__Problem description__:
Write the records below out again exactly as given, with no images.

__Data provided__:
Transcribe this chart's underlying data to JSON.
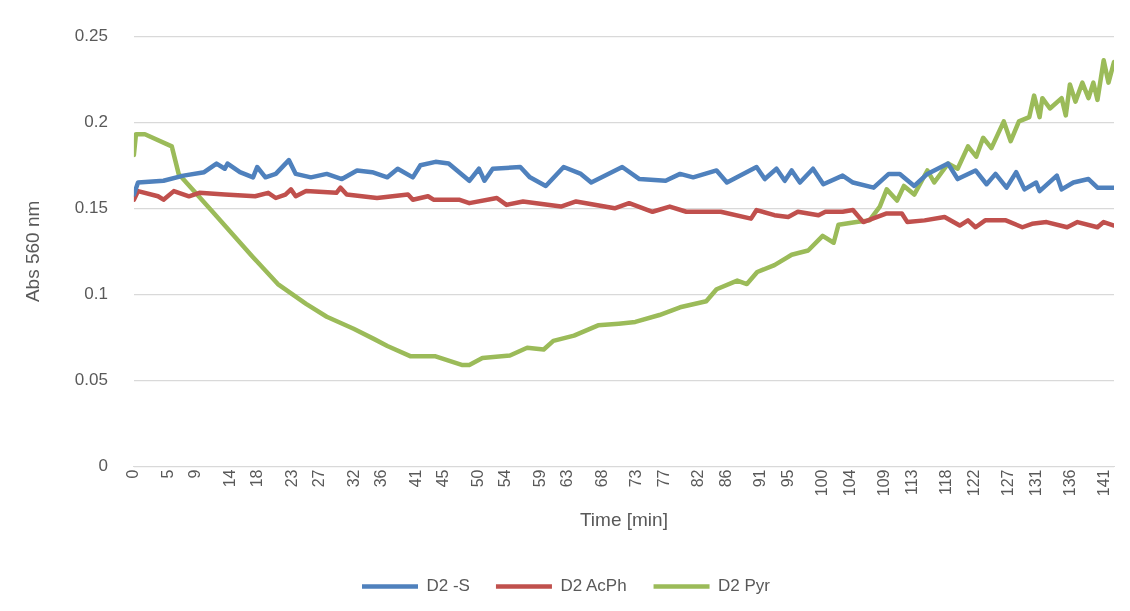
{
  "chart_data": {
    "type": "line",
    "xlabel": "Time [min]",
    "ylabel": "Abs 560 nm",
    "xlim": [
      0,
      142.3
    ],
    "xticks": [
      0,
      5,
      9,
      14,
      18,
      23,
      27,
      32,
      36,
      41,
      45,
      50,
      54,
      59,
      63,
      68,
      73,
      77,
      82,
      86,
      91,
      95,
      100,
      104,
      109,
      113,
      118,
      122,
      127,
      131,
      136,
      141
    ],
    "ylim": [
      0,
      0.25
    ],
    "yticks": [
      0,
      0.05,
      0.1,
      0.15,
      0.2,
      0.25
    ],
    "grid": "y",
    "legend": "bottom",
    "series": [
      {
        "name": "D2 -S",
        "color": "#4f81bd",
        "x": [
          0,
          0.6,
          4.3,
          7.2,
          10.2,
          12.0,
          13.2,
          13.6,
          15.4,
          17.3,
          17.9,
          19.1,
          20.6,
          22.5,
          23.5,
          25.7,
          28.0,
          30.2,
          32.4,
          34.6,
          36.8,
          38.3,
          40.5,
          41.6,
          43.8,
          45.7,
          48.7,
          50.1,
          50.9,
          52.1,
          56.1,
          57.5,
          59.8,
          62.4,
          64.9,
          66.4,
          70.9,
          73.4,
          77.2,
          79.3,
          81.2,
          84.6,
          86.1,
          90.4,
          91.6,
          93.3,
          94.5,
          95.5,
          96.7,
          98.6,
          100.1,
          102.9,
          104.4,
          107.4,
          109.6,
          111.2,
          113.3,
          115.2,
          118.2,
          119.6,
          122.2,
          123.8,
          125.1,
          126.7,
          128.1,
          129.3,
          131.0,
          131.5,
          134.0,
          134.7,
          136.4,
          138.6,
          139.9,
          142.3
        ],
        "values": [
          0.158,
          0.165,
          0.166,
          0.169,
          0.171,
          0.176,
          0.173,
          0.176,
          0.171,
          0.168,
          0.174,
          0.168,
          0.17,
          0.178,
          0.17,
          0.168,
          0.17,
          0.167,
          0.172,
          0.171,
          0.168,
          0.173,
          0.168,
          0.175,
          0.177,
          0.176,
          0.166,
          0.173,
          0.166,
          0.173,
          0.174,
          0.168,
          0.163,
          0.174,
          0.17,
          0.165,
          0.174,
          0.167,
          0.166,
          0.17,
          0.168,
          0.172,
          0.165,
          0.174,
          0.167,
          0.173,
          0.166,
          0.172,
          0.165,
          0.173,
          0.164,
          0.169,
          0.165,
          0.162,
          0.17,
          0.17,
          0.163,
          0.17,
          0.176,
          0.167,
          0.172,
          0.164,
          0.17,
          0.162,
          0.171,
          0.161,
          0.165,
          0.16,
          0.169,
          0.161,
          0.165,
          0.167,
          0.162,
          0.162
        ]
      },
      {
        "name": "D2 AcPh",
        "color": "#c0504d",
        "x": [
          0,
          0.6,
          3.5,
          4.3,
          5.8,
          8.0,
          9.5,
          13.2,
          17.6,
          19.5,
          20.6,
          22.0,
          22.8,
          23.5,
          25.0,
          29.4,
          30.0,
          30.9,
          35.3,
          39.8,
          40.5,
          42.7,
          43.5,
          47.2,
          48.7,
          52.7,
          54.1,
          56.5,
          62.0,
          64.2,
          69.8,
          71.9,
          75.3,
          77.8,
          80.2,
          85.2,
          89.6,
          90.4,
          93.0,
          95.0,
          96.4,
          99.4,
          100.4,
          102.9,
          104.4,
          105.9,
          109.3,
          111.5,
          112.3,
          114.8,
          117.7,
          119.9,
          121.1,
          122.2,
          123.6,
          126.6,
          129.0,
          130.4,
          132.5,
          135.5,
          137.0,
          139.9,
          140.8,
          142.3
        ],
        "values": [
          0.155,
          0.16,
          0.157,
          0.155,
          0.16,
          0.157,
          0.159,
          0.158,
          0.157,
          0.159,
          0.156,
          0.158,
          0.161,
          0.157,
          0.16,
          0.159,
          0.162,
          0.158,
          0.156,
          0.158,
          0.155,
          0.157,
          0.155,
          0.155,
          0.153,
          0.156,
          0.152,
          0.154,
          0.151,
          0.154,
          0.15,
          0.153,
          0.148,
          0.151,
          0.148,
          0.148,
          0.144,
          0.149,
          0.146,
          0.145,
          0.148,
          0.146,
          0.148,
          0.148,
          0.149,
          0.142,
          0.147,
          0.147,
          0.142,
          0.143,
          0.145,
          0.14,
          0.143,
          0.139,
          0.143,
          0.143,
          0.139,
          0.141,
          0.142,
          0.139,
          0.142,
          0.139,
          0.142,
          0.14
        ]
      },
      {
        "name": "D2 Pyr",
        "color": "#9bbb59",
        "x": [
          0,
          0.3,
          1.6,
          5.5,
          6.5,
          11.2,
          17.2,
          20.9,
          25.0,
          28.0,
          31.9,
          34.9,
          36.8,
          40.2,
          43.8,
          47.6,
          48.7,
          50.6,
          54.6,
          57.1,
          59.5,
          60.9,
          63.9,
          67.4,
          70.4,
          72.8,
          76.3,
          79.3,
          83.1,
          84.6,
          87.6,
          89.0,
          90.5,
          93.0,
          95.5,
          97.9,
          100.0,
          101.6,
          102.3,
          104.9,
          106.8,
          108.3,
          109.3,
          110.8,
          111.8,
          113.3,
          115.2,
          116.2,
          118.2,
          119.6,
          121.1,
          122.3,
          123.3,
          124.5,
          126.3,
          127.3,
          128.5,
          130.0,
          130.7,
          131.5,
          131.9,
          133.0,
          134.7,
          135.3,
          135.9,
          136.7,
          137.7,
          138.6,
          139.3,
          139.9,
          140.8,
          141.5,
          142.3
        ],
        "values": [
          0.181,
          0.193,
          0.193,
          0.186,
          0.17,
          0.149,
          0.122,
          0.106,
          0.0945,
          0.087,
          0.08,
          0.074,
          0.07,
          0.064,
          0.064,
          0.059,
          0.059,
          0.063,
          0.0645,
          0.069,
          0.068,
          0.073,
          0.076,
          0.082,
          0.083,
          0.084,
          0.088,
          0.0925,
          0.096,
          0.103,
          0.108,
          0.106,
          0.113,
          0.117,
          0.123,
          0.1255,
          0.134,
          0.13,
          0.1405,
          0.142,
          0.143,
          0.151,
          0.161,
          0.1545,
          0.163,
          0.158,
          0.172,
          0.165,
          0.176,
          0.173,
          0.186,
          0.18,
          0.191,
          0.185,
          0.2005,
          0.189,
          0.2005,
          0.203,
          0.2155,
          0.203,
          0.214,
          0.208,
          0.214,
          0.204,
          0.222,
          0.212,
          0.223,
          0.214,
          0.223,
          0.213,
          0.236,
          0.223,
          0.235
        ]
      }
    ]
  }
}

__Answer to the problem__:
Transcribe this chart's underlying data to JSON.
{
  "chart_data": {
    "type": "line",
    "xlabel": "Time [min]",
    "ylabel": "Abs 560 nm",
    "xlim": [
      0,
      142.3
    ],
    "xticks": [
      0,
      5,
      9,
      14,
      18,
      23,
      27,
      32,
      36,
      41,
      45,
      50,
      54,
      59,
      63,
      68,
      73,
      77,
      82,
      86,
      91,
      95,
      100,
      104,
      109,
      113,
      118,
      122,
      127,
      131,
      136,
      141
    ],
    "ylim": [
      0,
      0.25
    ],
    "yticks": [
      0,
      0.05,
      0.1,
      0.15,
      0.2,
      0.25
    ],
    "grid": "y",
    "legend": "bottom",
    "series": [
      {
        "name": "D2 -S",
        "color": "#4f81bd",
        "x": [
          0,
          0.6,
          4.3,
          7.2,
          10.2,
          12.0,
          13.2,
          13.6,
          15.4,
          17.3,
          17.9,
          19.1,
          20.6,
          22.5,
          23.5,
          25.7,
          28.0,
          30.2,
          32.4,
          34.6,
          36.8,
          38.3,
          40.5,
          41.6,
          43.8,
          45.7,
          48.7,
          50.1,
          50.9,
          52.1,
          56.1,
          57.5,
          59.8,
          62.4,
          64.9,
          66.4,
          70.9,
          73.4,
          77.2,
          79.3,
          81.2,
          84.6,
          86.1,
          90.4,
          91.6,
          93.3,
          94.5,
          95.5,
          96.7,
          98.6,
          100.1,
          102.9,
          104.4,
          107.4,
          109.6,
          111.2,
          113.3,
          115.2,
          118.2,
          119.6,
          122.2,
          123.8,
          125.1,
          126.7,
          128.1,
          129.3,
          131.0,
          131.5,
          134.0,
          134.7,
          136.4,
          138.6,
          139.9,
          142.3
        ],
        "values": [
          0.158,
          0.165,
          0.166,
          0.169,
          0.171,
          0.176,
          0.173,
          0.176,
          0.171,
          0.168,
          0.174,
          0.168,
          0.17,
          0.178,
          0.17,
          0.168,
          0.17,
          0.167,
          0.172,
          0.171,
          0.168,
          0.173,
          0.168,
          0.175,
          0.177,
          0.176,
          0.166,
          0.173,
          0.166,
          0.173,
          0.174,
          0.168,
          0.163,
          0.174,
          0.17,
          0.165,
          0.174,
          0.167,
          0.166,
          0.17,
          0.168,
          0.172,
          0.165,
          0.174,
          0.167,
          0.173,
          0.166,
          0.172,
          0.165,
          0.173,
          0.164,
          0.169,
          0.165,
          0.162,
          0.17,
          0.17,
          0.163,
          0.17,
          0.176,
          0.167,
          0.172,
          0.164,
          0.17,
          0.162,
          0.171,
          0.161,
          0.165,
          0.16,
          0.169,
          0.161,
          0.165,
          0.167,
          0.162,
          0.162
        ]
      },
      {
        "name": "D2 AcPh",
        "color": "#c0504d",
        "x": [
          0,
          0.6,
          3.5,
          4.3,
          5.8,
          8.0,
          9.5,
          13.2,
          17.6,
          19.5,
          20.6,
          22.0,
          22.8,
          23.5,
          25.0,
          29.4,
          30.0,
          30.9,
          35.3,
          39.8,
          40.5,
          42.7,
          43.5,
          47.2,
          48.7,
          52.7,
          54.1,
          56.5,
          62.0,
          64.2,
          69.8,
          71.9,
          75.3,
          77.8,
          80.2,
          85.2,
          89.6,
          90.4,
          93.0,
          95.0,
          96.4,
          99.4,
          100.4,
          102.9,
          104.4,
          105.9,
          109.3,
          111.5,
          112.3,
          114.8,
          117.7,
          119.9,
          121.1,
          122.2,
          123.6,
          126.6,
          129.0,
          130.4,
          132.5,
          135.5,
          137.0,
          139.9,
          140.8,
          142.3
        ],
        "values": [
          0.155,
          0.16,
          0.157,
          0.155,
          0.16,
          0.157,
          0.159,
          0.158,
          0.157,
          0.159,
          0.156,
          0.158,
          0.161,
          0.157,
          0.16,
          0.159,
          0.162,
          0.158,
          0.156,
          0.158,
          0.155,
          0.157,
          0.155,
          0.155,
          0.153,
          0.156,
          0.152,
          0.154,
          0.151,
          0.154,
          0.15,
          0.153,
          0.148,
          0.151,
          0.148,
          0.148,
          0.144,
          0.149,
          0.146,
          0.145,
          0.148,
          0.146,
          0.148,
          0.148,
          0.149,
          0.142,
          0.147,
          0.147,
          0.142,
          0.143,
          0.145,
          0.14,
          0.143,
          0.139,
          0.143,
          0.143,
          0.139,
          0.141,
          0.142,
          0.139,
          0.142,
          0.139,
          0.142,
          0.14
        ]
      },
      {
        "name": "D2 Pyr",
        "color": "#9bbb59",
        "x": [
          0,
          0.3,
          1.6,
          5.5,
          6.5,
          11.2,
          17.2,
          20.9,
          25.0,
          28.0,
          31.9,
          34.9,
          36.8,
          40.2,
          43.8,
          47.6,
          48.7,
          50.6,
          54.6,
          57.1,
          59.5,
          60.9,
          63.9,
          67.4,
          70.4,
          72.8,
          76.3,
          79.3,
          83.1,
          84.6,
          87.6,
          89.0,
          90.5,
          93.0,
          95.5,
          97.9,
          100.0,
          101.6,
          102.3,
          104.9,
          106.8,
          108.3,
          109.3,
          110.8,
          111.8,
          113.3,
          115.2,
          116.2,
          118.2,
          119.6,
          121.1,
          122.3,
          123.3,
          124.5,
          126.3,
          127.3,
          128.5,
          130.0,
          130.7,
          131.5,
          131.9,
          133.0,
          134.7,
          135.3,
          135.9,
          136.7,
          137.7,
          138.6,
          139.3,
          139.9,
          140.8,
          141.5,
          142.3
        ],
        "values": [
          0.181,
          0.193,
          0.193,
          0.186,
          0.17,
          0.149,
          0.122,
          0.106,
          0.0945,
          0.087,
          0.08,
          0.074,
          0.07,
          0.064,
          0.064,
          0.059,
          0.059,
          0.063,
          0.0645,
          0.069,
          0.068,
          0.073,
          0.076,
          0.082,
          0.083,
          0.084,
          0.088,
          0.0925,
          0.096,
          0.103,
          0.108,
          0.106,
          0.113,
          0.117,
          0.123,
          0.1255,
          0.134,
          0.13,
          0.1405,
          0.142,
          0.143,
          0.151,
          0.161,
          0.1545,
          0.163,
          0.158,
          0.172,
          0.165,
          0.176,
          0.173,
          0.186,
          0.18,
          0.191,
          0.185,
          0.2005,
          0.189,
          0.2005,
          0.203,
          0.2155,
          0.203,
          0.214,
          0.208,
          0.214,
          0.204,
          0.222,
          0.212,
          0.223,
          0.214,
          0.223,
          0.213,
          0.236,
          0.223,
          0.235
        ]
      }
    ]
  }
}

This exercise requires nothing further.